(What you should do): Locate every line in the material below that has the word "JSON". Copy each of those lines.

(Collected data entries):

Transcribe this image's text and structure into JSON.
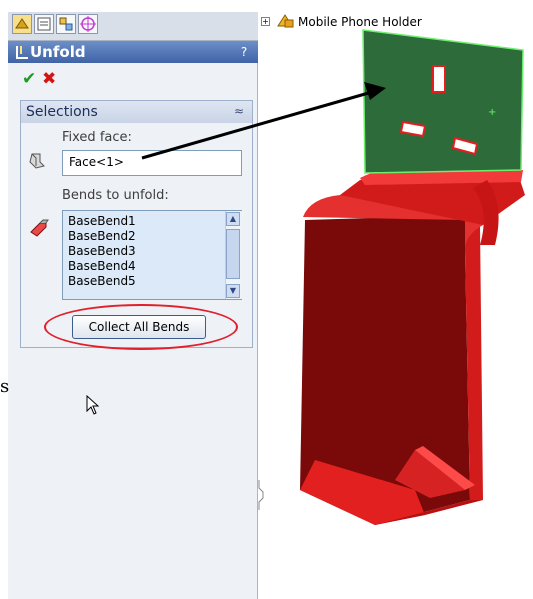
{
  "tree": {
    "expand_symbol": "+",
    "part_name": "Mobile Phone Holder"
  },
  "panel": {
    "title": "Unfold",
    "help": "?",
    "ok_symbol": "✔",
    "cancel_symbol": "✖",
    "group_title": "Selections",
    "collapse_symbol": "≈",
    "fixed_face_label": "Fixed face:",
    "fixed_face_value": "Face<1>",
    "bends_label": "Bends to unfold:",
    "bends": [
      "BaseBend1",
      "BaseBend2",
      "BaseBend3",
      "BaseBend4",
      "BaseBend5"
    ],
    "collect_label": "Collect All Bends"
  },
  "margin_text": "s",
  "colors": {
    "part_red": "#e41e1e",
    "face_green": "#2e6b3a",
    "highlight_green": "#6cf06c",
    "annotation_red": "#e0202a"
  },
  "icons": [
    "feature-manager-icon",
    "property-manager-icon",
    "configuration-manager-icon",
    "dim-xpert-icon",
    "part-icon",
    "face-select-icon",
    "bend-select-icon",
    "mouse-pointer-icon",
    "arrow-annotation"
  ]
}
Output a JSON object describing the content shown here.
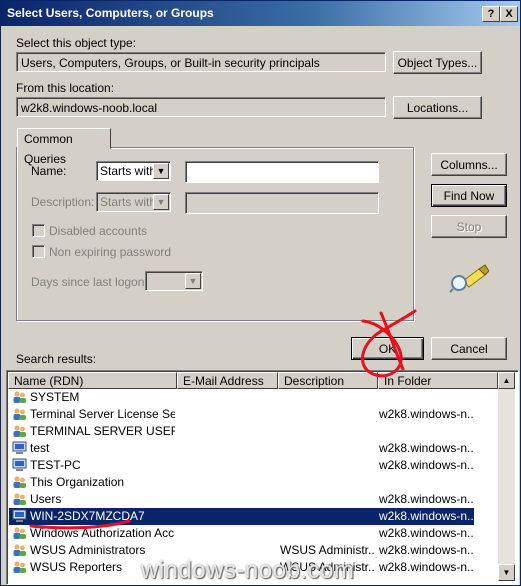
{
  "window": {
    "title": "Select Users, Computers, or Groups",
    "help_label": "?",
    "close_label": "X"
  },
  "object_type": {
    "label": "Select this object type:",
    "value": "Users, Computers, Groups, or Built-in security principals",
    "button": "Object Types..."
  },
  "location": {
    "label": "From this location:",
    "value": "w2k8.windows-noob.local",
    "button": "Locations..."
  },
  "common_queries": {
    "tab_label": "Common Queries",
    "name_label": "Name:",
    "name_mode": "Starts with",
    "name_value": "",
    "description_label": "Description:",
    "description_mode": "Starts with",
    "disabled_accounts_label": "Disabled accounts",
    "non_expiring_label": "Non expiring password",
    "days_label": "Days since last logon:"
  },
  "buttons": {
    "columns": "Columns...",
    "find_now": "Find Now",
    "stop": "Stop",
    "ok": "OK",
    "cancel": "Cancel"
  },
  "results": {
    "label": "Search results:",
    "columns": [
      "Name (RDN)",
      "E-Mail Address",
      "Description",
      "In Folder"
    ],
    "rows": [
      {
        "icon": "users-icon",
        "name": "SYSTEM",
        "email": "",
        "description": "",
        "folder": ""
      },
      {
        "icon": "users-icon",
        "name": "Terminal Server License Ser...",
        "email": "",
        "description": "",
        "folder": "w2k8.windows-n..."
      },
      {
        "icon": "users-icon",
        "name": "TERMINAL SERVER USER",
        "email": "",
        "description": "",
        "folder": ""
      },
      {
        "icon": "computer-icon",
        "name": "test",
        "email": "",
        "description": "",
        "folder": "w2k8.windows-n..."
      },
      {
        "icon": "computer-icon",
        "name": "TEST-PC",
        "email": "",
        "description": "",
        "folder": "w2k8.windows-n..."
      },
      {
        "icon": "users-icon",
        "name": "This Organization",
        "email": "",
        "description": "",
        "folder": ""
      },
      {
        "icon": "users-icon",
        "name": "Users",
        "email": "",
        "description": "",
        "folder": "w2k8.windows-n..."
      },
      {
        "icon": "computer-icon",
        "name": "WIN-2SDX7MZCDA7",
        "email": "",
        "description": "",
        "folder": "w2k8.windows-n...",
        "selected": true
      },
      {
        "icon": "users-icon",
        "name": "Windows Authorization Acc...",
        "email": "",
        "description": "",
        "folder": "w2k8.windows-n..."
      },
      {
        "icon": "users-icon",
        "name": "WSUS Administrators",
        "email": "",
        "description": "WSUS Administr...",
        "folder": "w2k8.windows-n..."
      },
      {
        "icon": "users-icon",
        "name": "WSUS Reporters",
        "email": "",
        "description": "WSUS Administr...",
        "folder": "w2k8.windows-n..."
      }
    ]
  },
  "watermark": "windows-noob.com",
  "colors": {
    "title_start": "#0a246a",
    "title_end": "#a6caf0",
    "face": "#d4d0c8",
    "selection": "#0a246a",
    "annotation_red": "#e8101a"
  }
}
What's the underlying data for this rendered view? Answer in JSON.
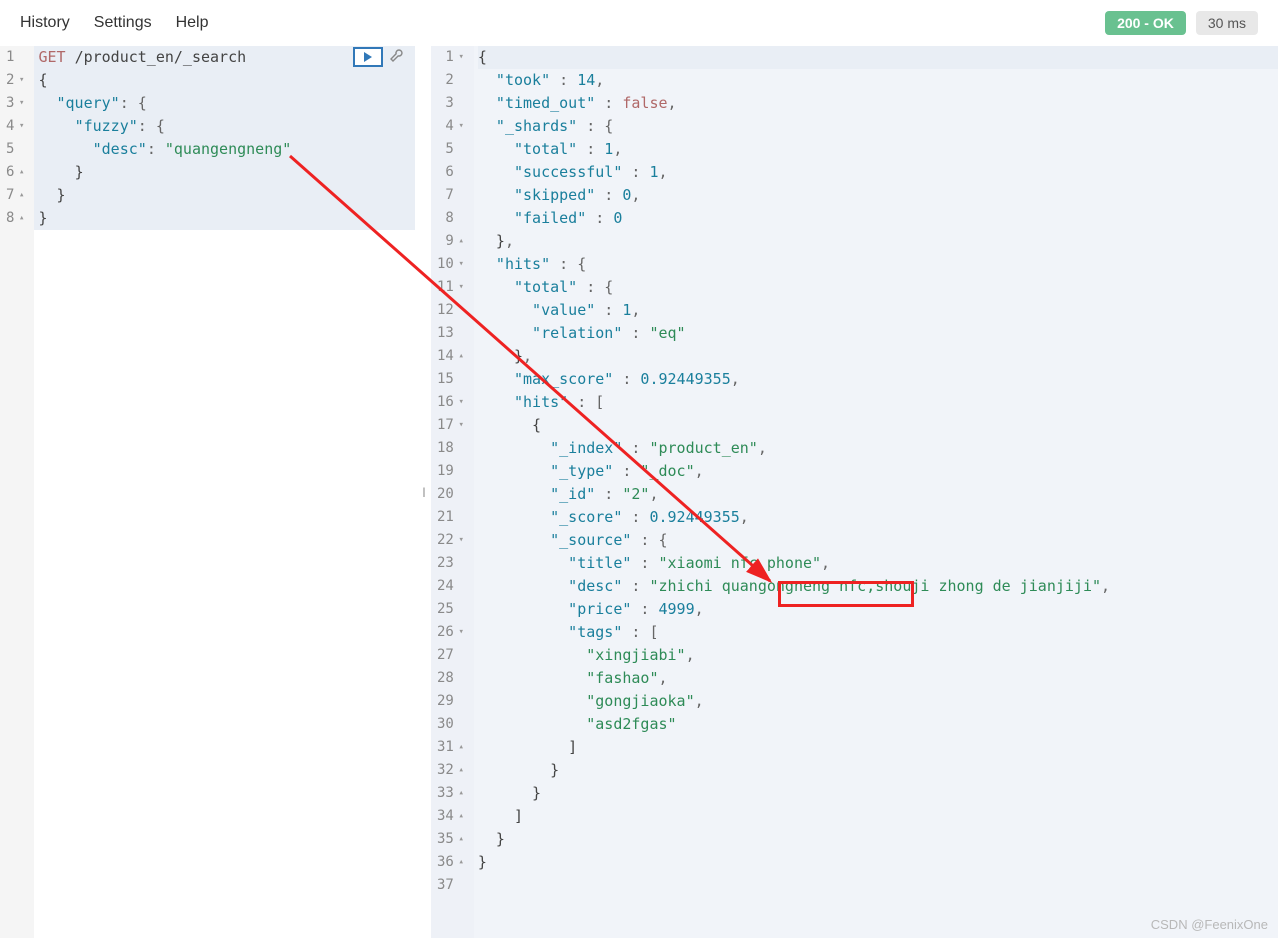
{
  "menu": {
    "history": "History",
    "settings": "Settings",
    "help": "Help"
  },
  "status": {
    "code": "200 - OK",
    "time": "30 ms"
  },
  "request": {
    "method": "GET",
    "path": "/product_en/_search",
    "lines": [
      {
        "n": "1",
        "fold": ""
      },
      {
        "n": "2",
        "fold": "▾"
      },
      {
        "n": "3",
        "fold": "▾"
      },
      {
        "n": "4",
        "fold": "▾"
      },
      {
        "n": "5",
        "fold": ""
      },
      {
        "n": "6",
        "fold": "▴"
      },
      {
        "n": "7",
        "fold": "▴"
      },
      {
        "n": "8",
        "fold": "▴"
      }
    ],
    "body": {
      "l2": "{",
      "l3_key": "\"query\"",
      "l3_rest": ": {",
      "l4_key": "\"fuzzy\"",
      "l4_rest": ": {",
      "l5_key": "\"desc\"",
      "l5_val": "\"quangengneng\"",
      "l6": "}",
      "l7": "}",
      "l8": "}"
    }
  },
  "response": {
    "lines": [
      {
        "n": "1",
        "f": "▾"
      },
      {
        "n": "2",
        "f": ""
      },
      {
        "n": "3",
        "f": ""
      },
      {
        "n": "4",
        "f": "▾"
      },
      {
        "n": "5",
        "f": ""
      },
      {
        "n": "6",
        "f": ""
      },
      {
        "n": "7",
        "f": ""
      },
      {
        "n": "8",
        "f": ""
      },
      {
        "n": "9",
        "f": "▴"
      },
      {
        "n": "10",
        "f": "▾"
      },
      {
        "n": "11",
        "f": "▾"
      },
      {
        "n": "12",
        "f": ""
      },
      {
        "n": "13",
        "f": ""
      },
      {
        "n": "14",
        "f": "▴"
      },
      {
        "n": "15",
        "f": ""
      },
      {
        "n": "16",
        "f": "▾"
      },
      {
        "n": "17",
        "f": "▾"
      },
      {
        "n": "18",
        "f": ""
      },
      {
        "n": "19",
        "f": ""
      },
      {
        "n": "20",
        "f": ""
      },
      {
        "n": "21",
        "f": ""
      },
      {
        "n": "22",
        "f": "▾"
      },
      {
        "n": "23",
        "f": ""
      },
      {
        "n": "24",
        "f": ""
      },
      {
        "n": "25",
        "f": ""
      },
      {
        "n": "26",
        "f": "▾"
      },
      {
        "n": "27",
        "f": ""
      },
      {
        "n": "28",
        "f": ""
      },
      {
        "n": "29",
        "f": ""
      },
      {
        "n": "30",
        "f": ""
      },
      {
        "n": "31",
        "f": "▴"
      },
      {
        "n": "32",
        "f": "▴"
      },
      {
        "n": "33",
        "f": "▴"
      },
      {
        "n": "34",
        "f": "▴"
      },
      {
        "n": "35",
        "f": "▴"
      },
      {
        "n": "36",
        "f": "▴"
      },
      {
        "n": "37",
        "f": ""
      }
    ],
    "t": {
      "took_k": "\"took\"",
      "took_v": "14",
      "timed_k": "\"timed_out\"",
      "timed_v": "false",
      "shards_k": "\"_shards\"",
      "total_k": "\"total\"",
      "total_v": "1",
      "succ_k": "\"successful\"",
      "succ_v": "1",
      "skip_k": "\"skipped\"",
      "skip_v": "0",
      "fail_k": "\"failed\"",
      "fail_v": "0",
      "hits_k": "\"hits\"",
      "htotal_k": "\"total\"",
      "value_k": "\"value\"",
      "value_v": "1",
      "rel_k": "\"relation\"",
      "rel_v": "\"eq\"",
      "maxs_k": "\"max_score\"",
      "maxs_v": "0.92449355",
      "hitsarr_k": "\"hits\"",
      "index_k": "\"_index\"",
      "index_v": "\"product_en\"",
      "type_k": "\"_type\"",
      "type_v": "\"_doc\"",
      "id_k": "\"_id\"",
      "id_v": "\"2\"",
      "score_k": "\"_score\"",
      "score_v": "0.92449355",
      "source_k": "\"_source\"",
      "title_k": "\"title\"",
      "title_v": "\"xiaomi nfc phone\"",
      "desc_k": "\"desc\"",
      "desc_v1": "\"zhichi ",
      "desc_v2": "quangongneng",
      "desc_v3": " nfc,shouji zhong de jianjiji\"",
      "price_k": "\"price\"",
      "price_v": "4999",
      "tags_k": "\"tags\"",
      "tag1": "\"xingjiabi\"",
      "tag2": "\"fashao\"",
      "tag3": "\"gongjiaoka\"",
      "tag4": "\"asd2fgas\""
    }
  },
  "watermark": "CSDN @FeenixOne"
}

(Result of the task):
Transcribe this image's text and structure into JSON.
Output a JSON object describing the content shown here.
What's the underlying data for this rendered view? Answer in JSON.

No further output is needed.